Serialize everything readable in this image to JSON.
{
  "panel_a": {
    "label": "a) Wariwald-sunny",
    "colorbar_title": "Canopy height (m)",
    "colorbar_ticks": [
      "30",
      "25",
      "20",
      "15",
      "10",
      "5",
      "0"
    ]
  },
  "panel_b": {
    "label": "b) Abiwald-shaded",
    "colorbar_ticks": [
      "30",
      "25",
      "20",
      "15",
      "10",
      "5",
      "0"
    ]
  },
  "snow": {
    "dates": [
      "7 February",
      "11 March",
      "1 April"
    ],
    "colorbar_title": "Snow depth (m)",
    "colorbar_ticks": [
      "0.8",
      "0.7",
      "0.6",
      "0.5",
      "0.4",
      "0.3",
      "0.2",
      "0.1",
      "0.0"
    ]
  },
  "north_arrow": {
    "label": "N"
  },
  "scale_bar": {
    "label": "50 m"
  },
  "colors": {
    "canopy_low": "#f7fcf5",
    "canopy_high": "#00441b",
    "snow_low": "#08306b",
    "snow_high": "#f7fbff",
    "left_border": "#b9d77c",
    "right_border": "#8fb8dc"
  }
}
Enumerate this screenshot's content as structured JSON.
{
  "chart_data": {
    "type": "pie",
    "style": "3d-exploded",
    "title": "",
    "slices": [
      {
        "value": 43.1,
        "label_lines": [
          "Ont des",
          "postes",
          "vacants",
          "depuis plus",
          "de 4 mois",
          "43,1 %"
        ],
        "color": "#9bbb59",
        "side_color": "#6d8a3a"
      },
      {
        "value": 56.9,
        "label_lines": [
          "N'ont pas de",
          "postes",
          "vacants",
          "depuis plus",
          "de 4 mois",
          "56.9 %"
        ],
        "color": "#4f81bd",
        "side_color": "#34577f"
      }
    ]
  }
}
☆ ☆ ☆ ☆ ☆ ☆ ☆
__Aim of the task__.
Return the entries above exactly as they appear.

__Answer to the exercise__.
Serialize everything readable in this image to JSON.
{
  "panel_a": {
    "label": "a) Wariwald-sunny",
    "colorbar_title": "Canopy height (m)",
    "colorbar_ticks": [
      "30",
      "25",
      "20",
      "15",
      "10",
      "5",
      "0"
    ]
  },
  "panel_b": {
    "label": "b) Abiwald-shaded",
    "colorbar_ticks": [
      "30",
      "25",
      "20",
      "15",
      "10",
      "5",
      "0"
    ]
  },
  "snow": {
    "dates": [
      "7 February",
      "11 March",
      "1 April"
    ],
    "colorbar_title": "Snow depth (m)",
    "colorbar_ticks": [
      "0.8",
      "0.7",
      "0.6",
      "0.5",
      "0.4",
      "0.3",
      "0.2",
      "0.1",
      "0.0"
    ]
  },
  "north_arrow": {
    "label": "N"
  },
  "scale_bar": {
    "label": "50 m"
  },
  "colors": {
    "canopy_low": "#f7fcf5",
    "canopy_high": "#00441b",
    "snow_low": "#08306b",
    "snow_high": "#f7fbff",
    "left_border": "#b9d77c",
    "right_border": "#8fb8dc"
  }
}
Enumerate this screenshot's content as structured JSON.
{
  "chart_data": {
    "type": "pie",
    "style": "3d-exploded",
    "title": "",
    "slices": [
      {
        "value": 43.1,
        "label_lines": [
          "Ont des",
          "postes",
          "vacants",
          "depuis plus",
          "de 4 mois",
          "43,1 %"
        ],
        "color": "#9bbb59",
        "side_color": "#6d8a3a"
      },
      {
        "value": 56.9,
        "label_lines": [
          "N'ont pas de",
          "postes",
          "vacants",
          "depuis plus",
          "de 4 mois",
          "56.9 %"
        ],
        "color": "#4f81bd",
        "side_color": "#34577f"
      }
    ]
  }
}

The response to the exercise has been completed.